* [Entries supplied]
============================================================

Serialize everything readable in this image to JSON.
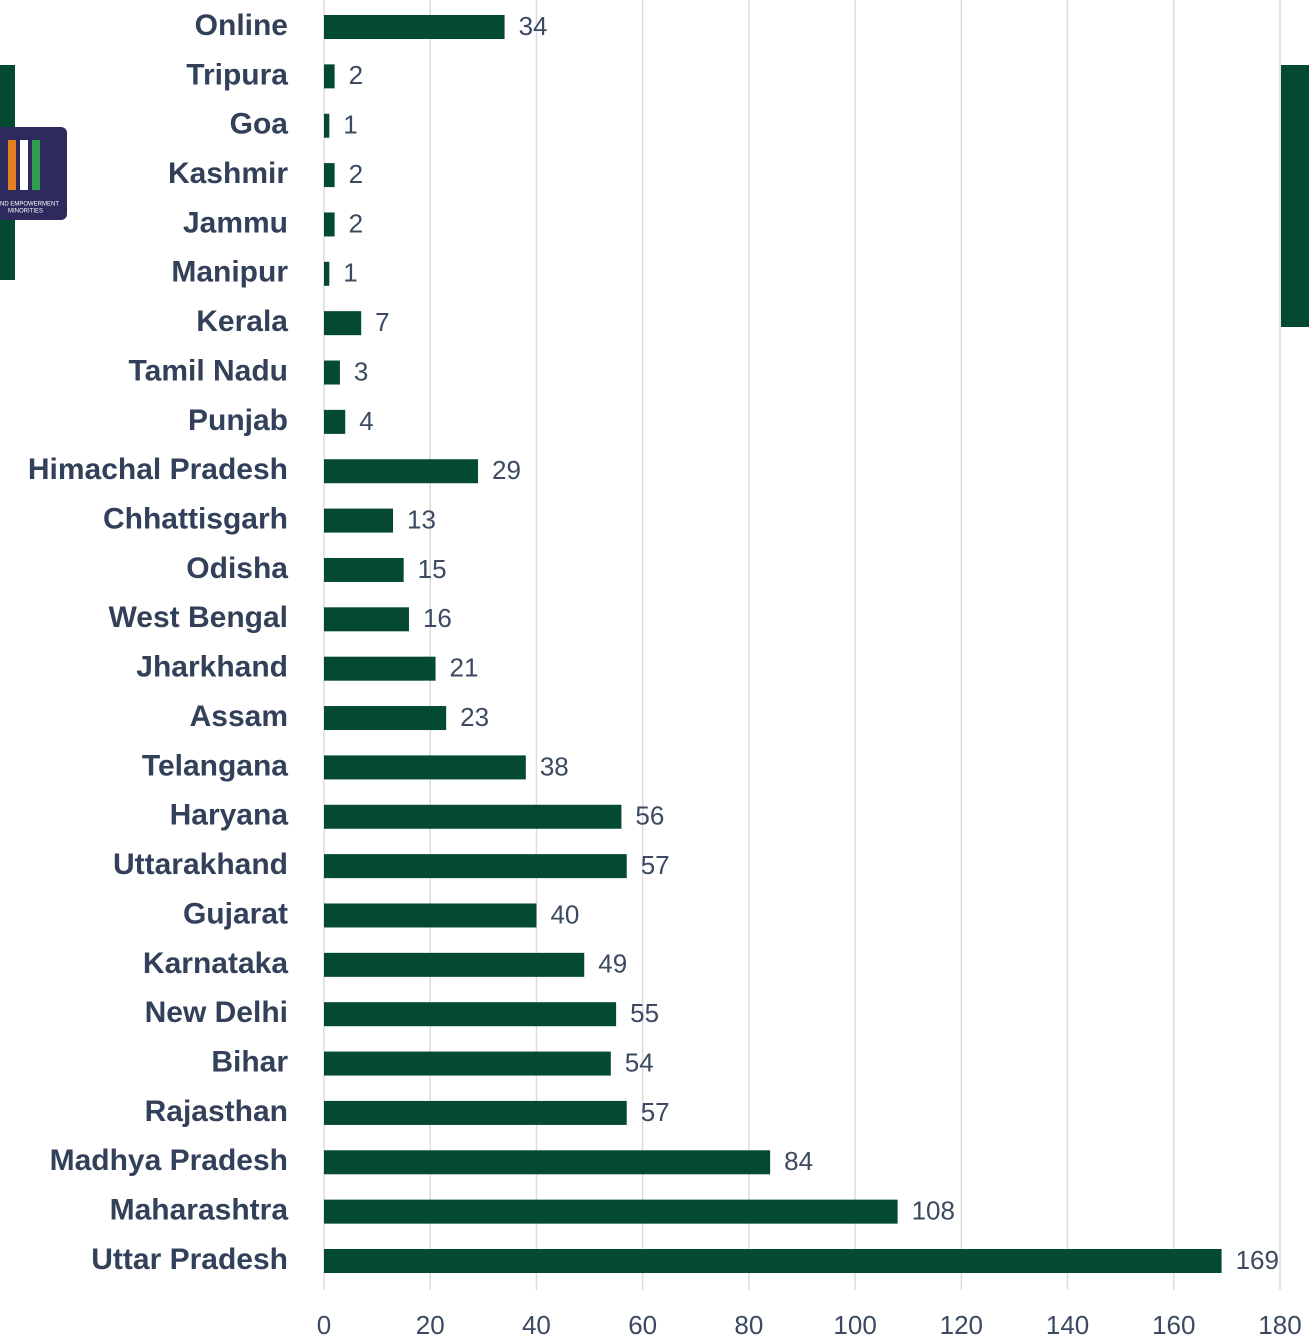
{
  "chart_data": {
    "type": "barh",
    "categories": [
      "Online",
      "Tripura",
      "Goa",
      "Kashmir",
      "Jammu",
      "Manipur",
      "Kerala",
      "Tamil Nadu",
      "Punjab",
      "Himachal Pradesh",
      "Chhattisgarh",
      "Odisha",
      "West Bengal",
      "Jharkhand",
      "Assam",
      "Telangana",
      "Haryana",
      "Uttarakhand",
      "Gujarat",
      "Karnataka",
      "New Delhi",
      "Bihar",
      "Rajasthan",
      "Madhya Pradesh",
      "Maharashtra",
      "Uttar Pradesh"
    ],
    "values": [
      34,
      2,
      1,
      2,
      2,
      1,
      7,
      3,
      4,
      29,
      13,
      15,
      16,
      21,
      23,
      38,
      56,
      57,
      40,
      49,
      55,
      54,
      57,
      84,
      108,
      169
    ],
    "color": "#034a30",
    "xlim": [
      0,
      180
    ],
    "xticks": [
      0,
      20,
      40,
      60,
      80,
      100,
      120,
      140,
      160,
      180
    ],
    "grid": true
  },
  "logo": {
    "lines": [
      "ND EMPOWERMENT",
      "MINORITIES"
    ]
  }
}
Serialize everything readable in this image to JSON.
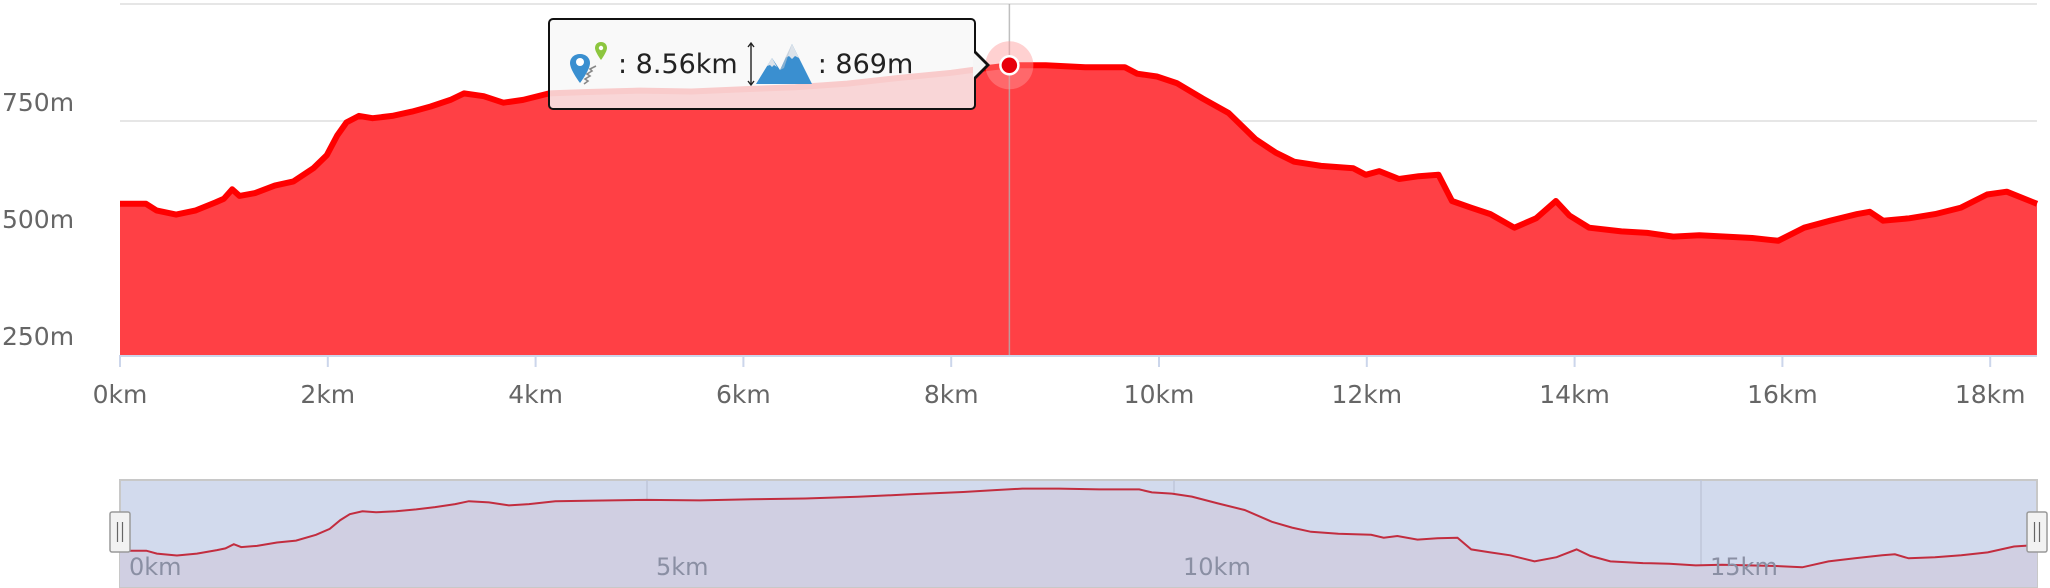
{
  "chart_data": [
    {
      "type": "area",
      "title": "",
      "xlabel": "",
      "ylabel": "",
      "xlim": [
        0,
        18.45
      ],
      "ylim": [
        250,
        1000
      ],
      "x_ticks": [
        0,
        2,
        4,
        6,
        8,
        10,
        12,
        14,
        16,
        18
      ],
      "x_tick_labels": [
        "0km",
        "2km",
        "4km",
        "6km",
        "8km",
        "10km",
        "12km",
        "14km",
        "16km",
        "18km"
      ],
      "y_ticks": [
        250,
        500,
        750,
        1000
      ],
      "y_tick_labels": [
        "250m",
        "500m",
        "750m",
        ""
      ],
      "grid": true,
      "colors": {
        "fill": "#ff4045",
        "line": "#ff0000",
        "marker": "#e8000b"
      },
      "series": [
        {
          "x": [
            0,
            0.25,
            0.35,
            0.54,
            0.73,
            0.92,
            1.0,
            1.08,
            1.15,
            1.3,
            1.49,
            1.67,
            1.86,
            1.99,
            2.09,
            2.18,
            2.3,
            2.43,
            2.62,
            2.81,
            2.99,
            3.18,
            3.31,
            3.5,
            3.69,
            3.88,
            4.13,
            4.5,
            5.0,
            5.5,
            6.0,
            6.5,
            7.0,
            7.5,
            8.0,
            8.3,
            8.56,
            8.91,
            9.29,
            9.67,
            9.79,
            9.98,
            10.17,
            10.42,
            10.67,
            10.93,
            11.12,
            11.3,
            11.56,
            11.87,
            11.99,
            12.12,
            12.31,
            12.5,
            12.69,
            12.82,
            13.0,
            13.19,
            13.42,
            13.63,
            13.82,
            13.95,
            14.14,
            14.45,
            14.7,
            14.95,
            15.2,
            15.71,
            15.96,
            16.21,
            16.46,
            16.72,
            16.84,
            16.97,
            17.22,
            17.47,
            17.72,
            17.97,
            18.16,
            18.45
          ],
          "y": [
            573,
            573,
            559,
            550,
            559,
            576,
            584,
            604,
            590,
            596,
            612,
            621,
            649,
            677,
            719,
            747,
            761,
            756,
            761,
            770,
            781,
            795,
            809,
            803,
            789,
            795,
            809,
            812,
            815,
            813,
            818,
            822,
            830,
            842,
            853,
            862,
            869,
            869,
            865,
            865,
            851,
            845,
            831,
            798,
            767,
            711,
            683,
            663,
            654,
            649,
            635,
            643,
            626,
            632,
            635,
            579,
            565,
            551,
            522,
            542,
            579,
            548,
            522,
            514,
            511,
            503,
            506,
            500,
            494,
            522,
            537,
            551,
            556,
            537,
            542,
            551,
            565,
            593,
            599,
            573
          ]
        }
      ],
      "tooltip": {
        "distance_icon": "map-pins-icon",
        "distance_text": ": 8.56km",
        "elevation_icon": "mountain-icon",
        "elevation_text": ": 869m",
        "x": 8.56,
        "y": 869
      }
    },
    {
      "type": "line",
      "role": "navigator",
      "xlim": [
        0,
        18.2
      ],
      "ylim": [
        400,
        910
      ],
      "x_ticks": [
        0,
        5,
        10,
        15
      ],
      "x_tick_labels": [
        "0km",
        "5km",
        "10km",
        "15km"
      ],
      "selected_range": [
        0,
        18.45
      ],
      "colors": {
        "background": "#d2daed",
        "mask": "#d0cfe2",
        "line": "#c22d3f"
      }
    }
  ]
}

============================================================

* [Written instruction] Reproduce each entry verbatim, excluding any embedded images.

* [Response]
Serialize everything readable in this image to JSON.
{
  "chart_data": {
    "type": "barh",
    "categories": [
      "Online",
      "Tripura",
      "Goa",
      "Kashmir",
      "Jammu",
      "Manipur",
      "Kerala",
      "Tamil Nadu",
      "Punjab",
      "Himachal Pradesh",
      "Chhattisgarh",
      "Odisha",
      "West Bengal",
      "Jharkhand",
      "Assam",
      "Telangana",
      "Haryana",
      "Uttarakhand",
      "Gujarat",
      "Karnataka",
      "New Delhi",
      "Bihar",
      "Rajasthan",
      "Madhya Pradesh",
      "Maharashtra",
      "Uttar Pradesh"
    ],
    "values": [
      34,
      2,
      1,
      2,
      2,
      1,
      7,
      3,
      4,
      29,
      13,
      15,
      16,
      21,
      23,
      38,
      56,
      57,
      40,
      49,
      55,
      54,
      57,
      84,
      108,
      169
    ],
    "color": "#034a30",
    "xlim": [
      0,
      180
    ],
    "xticks": [
      0,
      20,
      40,
      60,
      80,
      100,
      120,
      140,
      160,
      180
    ],
    "grid": true
  },
  "logo": {
    "lines": [
      "ND EMPOWERMENT",
      "MINORITIES"
    ]
  }
}
Serialize everything readable in this image to JSON.
{
  "chart_data": [
    {
      "type": "area",
      "title": "",
      "xlabel": "",
      "ylabel": "",
      "xlim": [
        0,
        18.45
      ],
      "ylim": [
        250,
        1000
      ],
      "x_ticks": [
        0,
        2,
        4,
        6,
        8,
        10,
        12,
        14,
        16,
        18
      ],
      "x_tick_labels": [
        "0km",
        "2km",
        "4km",
        "6km",
        "8km",
        "10km",
        "12km",
        "14km",
        "16km",
        "18km"
      ],
      "y_ticks": [
        250,
        500,
        750,
        1000
      ],
      "y_tick_labels": [
        "250m",
        "500m",
        "750m",
        ""
      ],
      "grid": true,
      "colors": {
        "fill": "#ff4045",
        "line": "#ff0000",
        "marker": "#e8000b"
      },
      "series": [
        {
          "x": [
            0,
            0.25,
            0.35,
            0.54,
            0.73,
            0.92,
            1.0,
            1.08,
            1.15,
            1.3,
            1.49,
            1.67,
            1.86,
            1.99,
            2.09,
            2.18,
            2.3,
            2.43,
            2.62,
            2.81,
            2.99,
            3.18,
            3.31,
            3.5,
            3.69,
            3.88,
            4.13,
            4.5,
            5.0,
            5.5,
            6.0,
            6.5,
            7.0,
            7.5,
            8.0,
            8.3,
            8.56,
            8.91,
            9.29,
            9.67,
            9.79,
            9.98,
            10.17,
            10.42,
            10.67,
            10.93,
            11.12,
            11.3,
            11.56,
            11.87,
            11.99,
            12.12,
            12.31,
            12.5,
            12.69,
            12.82,
            13.0,
            13.19,
            13.42,
            13.63,
            13.82,
            13.95,
            14.14,
            14.45,
            14.7,
            14.95,
            15.2,
            15.71,
            15.96,
            16.21,
            16.46,
            16.72,
            16.84,
            16.97,
            17.22,
            17.47,
            17.72,
            17.97,
            18.16,
            18.45
          ],
          "y": [
            573,
            573,
            559,
            550,
            559,
            576,
            584,
            604,
            590,
            596,
            612,
            621,
            649,
            677,
            719,
            747,
            761,
            756,
            761,
            770,
            781,
            795,
            809,
            803,
            789,
            795,
            809,
            812,
            815,
            813,
            818,
            822,
            830,
            842,
            853,
            862,
            869,
            869,
            865,
            865,
            851,
            845,
            831,
            798,
            767,
            711,
            683,
            663,
            654,
            649,
            635,
            643,
            626,
            632,
            635,
            579,
            565,
            551,
            522,
            542,
            579,
            548,
            522,
            514,
            511,
            503,
            506,
            500,
            494,
            522,
            537,
            551,
            556,
            537,
            542,
            551,
            565,
            593,
            599,
            573
          ]
        }
      ],
      "tooltip": {
        "distance_icon": "map-pins-icon",
        "distance_text": ": 8.56km",
        "elevation_icon": "mountain-icon",
        "elevation_text": ": 869m",
        "x": 8.56,
        "y": 869
      }
    },
    {
      "type": "line",
      "role": "navigator",
      "xlim": [
        0,
        18.2
      ],
      "ylim": [
        400,
        910
      ],
      "x_ticks": [
        0,
        5,
        10,
        15
      ],
      "x_tick_labels": [
        "0km",
        "5km",
        "10km",
        "15km"
      ],
      "selected_range": [
        0,
        18.45
      ],
      "colors": {
        "background": "#d2daed",
        "mask": "#d0cfe2",
        "line": "#c22d3f"
      }
    }
  ]
}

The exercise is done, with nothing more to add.